# Supplied entries
::::::::

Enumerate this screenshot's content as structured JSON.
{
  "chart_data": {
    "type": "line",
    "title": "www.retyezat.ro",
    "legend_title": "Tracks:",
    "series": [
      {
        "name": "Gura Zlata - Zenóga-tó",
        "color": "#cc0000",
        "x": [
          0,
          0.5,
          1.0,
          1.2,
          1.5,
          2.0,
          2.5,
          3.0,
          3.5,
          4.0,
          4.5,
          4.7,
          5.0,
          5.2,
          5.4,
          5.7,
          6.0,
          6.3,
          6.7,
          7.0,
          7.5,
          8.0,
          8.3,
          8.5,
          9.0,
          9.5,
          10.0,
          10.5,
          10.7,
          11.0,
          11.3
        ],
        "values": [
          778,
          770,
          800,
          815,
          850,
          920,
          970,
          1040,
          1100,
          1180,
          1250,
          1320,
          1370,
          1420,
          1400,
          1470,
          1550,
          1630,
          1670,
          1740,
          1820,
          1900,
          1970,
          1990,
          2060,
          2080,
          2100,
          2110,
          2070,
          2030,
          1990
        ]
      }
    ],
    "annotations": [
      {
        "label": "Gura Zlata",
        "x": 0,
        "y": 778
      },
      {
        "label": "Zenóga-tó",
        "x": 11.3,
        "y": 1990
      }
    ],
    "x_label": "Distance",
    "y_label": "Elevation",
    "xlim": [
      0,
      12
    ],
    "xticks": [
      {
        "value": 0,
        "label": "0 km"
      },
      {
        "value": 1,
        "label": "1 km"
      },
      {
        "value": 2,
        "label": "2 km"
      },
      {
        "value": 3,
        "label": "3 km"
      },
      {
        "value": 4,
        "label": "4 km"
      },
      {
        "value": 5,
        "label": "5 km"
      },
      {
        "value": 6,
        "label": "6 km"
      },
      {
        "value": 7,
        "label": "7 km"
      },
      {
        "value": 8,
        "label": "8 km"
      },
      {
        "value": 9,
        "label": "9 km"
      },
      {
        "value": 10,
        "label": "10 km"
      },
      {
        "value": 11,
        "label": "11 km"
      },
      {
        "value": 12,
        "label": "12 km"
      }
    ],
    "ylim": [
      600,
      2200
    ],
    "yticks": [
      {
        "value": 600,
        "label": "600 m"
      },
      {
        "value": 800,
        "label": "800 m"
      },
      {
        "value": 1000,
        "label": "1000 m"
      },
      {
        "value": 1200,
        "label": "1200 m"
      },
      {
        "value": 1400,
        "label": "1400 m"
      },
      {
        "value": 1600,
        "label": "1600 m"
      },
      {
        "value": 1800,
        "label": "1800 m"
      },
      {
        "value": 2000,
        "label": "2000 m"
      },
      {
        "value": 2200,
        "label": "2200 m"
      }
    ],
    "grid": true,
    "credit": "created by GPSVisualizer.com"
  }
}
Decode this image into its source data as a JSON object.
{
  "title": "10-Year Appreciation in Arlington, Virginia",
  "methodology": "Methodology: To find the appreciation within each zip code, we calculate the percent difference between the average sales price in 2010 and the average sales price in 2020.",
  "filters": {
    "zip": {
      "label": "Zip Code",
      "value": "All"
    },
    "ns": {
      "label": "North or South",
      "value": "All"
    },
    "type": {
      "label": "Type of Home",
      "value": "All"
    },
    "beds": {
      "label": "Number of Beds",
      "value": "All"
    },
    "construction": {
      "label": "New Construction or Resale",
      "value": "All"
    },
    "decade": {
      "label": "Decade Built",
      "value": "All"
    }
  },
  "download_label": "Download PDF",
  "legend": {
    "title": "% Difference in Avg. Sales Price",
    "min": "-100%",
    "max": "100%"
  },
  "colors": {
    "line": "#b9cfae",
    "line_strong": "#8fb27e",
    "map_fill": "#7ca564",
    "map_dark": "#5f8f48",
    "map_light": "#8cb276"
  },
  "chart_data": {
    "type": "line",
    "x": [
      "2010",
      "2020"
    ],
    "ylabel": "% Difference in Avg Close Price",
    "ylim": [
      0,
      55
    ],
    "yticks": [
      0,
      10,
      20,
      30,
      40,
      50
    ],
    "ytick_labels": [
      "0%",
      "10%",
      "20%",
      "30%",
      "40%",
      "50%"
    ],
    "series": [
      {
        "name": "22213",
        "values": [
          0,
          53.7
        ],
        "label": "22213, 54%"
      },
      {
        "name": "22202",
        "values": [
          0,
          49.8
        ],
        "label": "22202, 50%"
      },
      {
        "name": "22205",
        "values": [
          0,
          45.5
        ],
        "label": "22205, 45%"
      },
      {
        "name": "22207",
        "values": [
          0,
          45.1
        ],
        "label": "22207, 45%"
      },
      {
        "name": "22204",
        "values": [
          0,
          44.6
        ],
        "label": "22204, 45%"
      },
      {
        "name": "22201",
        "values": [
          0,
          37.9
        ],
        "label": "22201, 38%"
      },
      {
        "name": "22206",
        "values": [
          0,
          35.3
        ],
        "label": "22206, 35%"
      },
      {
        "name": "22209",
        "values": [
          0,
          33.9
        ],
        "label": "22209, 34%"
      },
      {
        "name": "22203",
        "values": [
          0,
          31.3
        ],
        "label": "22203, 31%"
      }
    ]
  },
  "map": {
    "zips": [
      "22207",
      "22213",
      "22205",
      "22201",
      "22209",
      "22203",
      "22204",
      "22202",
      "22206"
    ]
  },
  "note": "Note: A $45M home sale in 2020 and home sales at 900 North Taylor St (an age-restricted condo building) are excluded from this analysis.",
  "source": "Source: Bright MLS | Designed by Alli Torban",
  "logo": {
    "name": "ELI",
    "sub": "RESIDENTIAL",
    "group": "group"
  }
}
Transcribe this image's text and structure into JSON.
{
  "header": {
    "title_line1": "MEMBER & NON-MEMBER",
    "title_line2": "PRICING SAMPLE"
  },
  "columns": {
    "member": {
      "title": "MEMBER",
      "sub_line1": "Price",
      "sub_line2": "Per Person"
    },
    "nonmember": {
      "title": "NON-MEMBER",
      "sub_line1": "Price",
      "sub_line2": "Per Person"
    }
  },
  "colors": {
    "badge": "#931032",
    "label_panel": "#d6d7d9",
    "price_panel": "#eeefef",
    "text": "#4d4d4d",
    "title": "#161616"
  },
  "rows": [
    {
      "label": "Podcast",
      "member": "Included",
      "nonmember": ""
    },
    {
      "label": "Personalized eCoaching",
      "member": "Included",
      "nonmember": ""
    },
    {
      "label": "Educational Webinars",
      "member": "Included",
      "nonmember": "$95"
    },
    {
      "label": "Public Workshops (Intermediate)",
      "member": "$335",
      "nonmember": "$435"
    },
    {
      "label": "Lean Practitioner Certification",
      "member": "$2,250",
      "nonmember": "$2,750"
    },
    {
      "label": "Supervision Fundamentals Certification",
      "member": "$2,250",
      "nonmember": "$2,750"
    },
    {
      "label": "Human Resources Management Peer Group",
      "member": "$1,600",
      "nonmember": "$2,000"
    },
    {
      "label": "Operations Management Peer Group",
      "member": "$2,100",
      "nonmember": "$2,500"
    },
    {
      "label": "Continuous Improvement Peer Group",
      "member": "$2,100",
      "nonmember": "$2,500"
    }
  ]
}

::::::::

# Goal
Count how many lines contain "name" and give only that count.

# Exercise response
11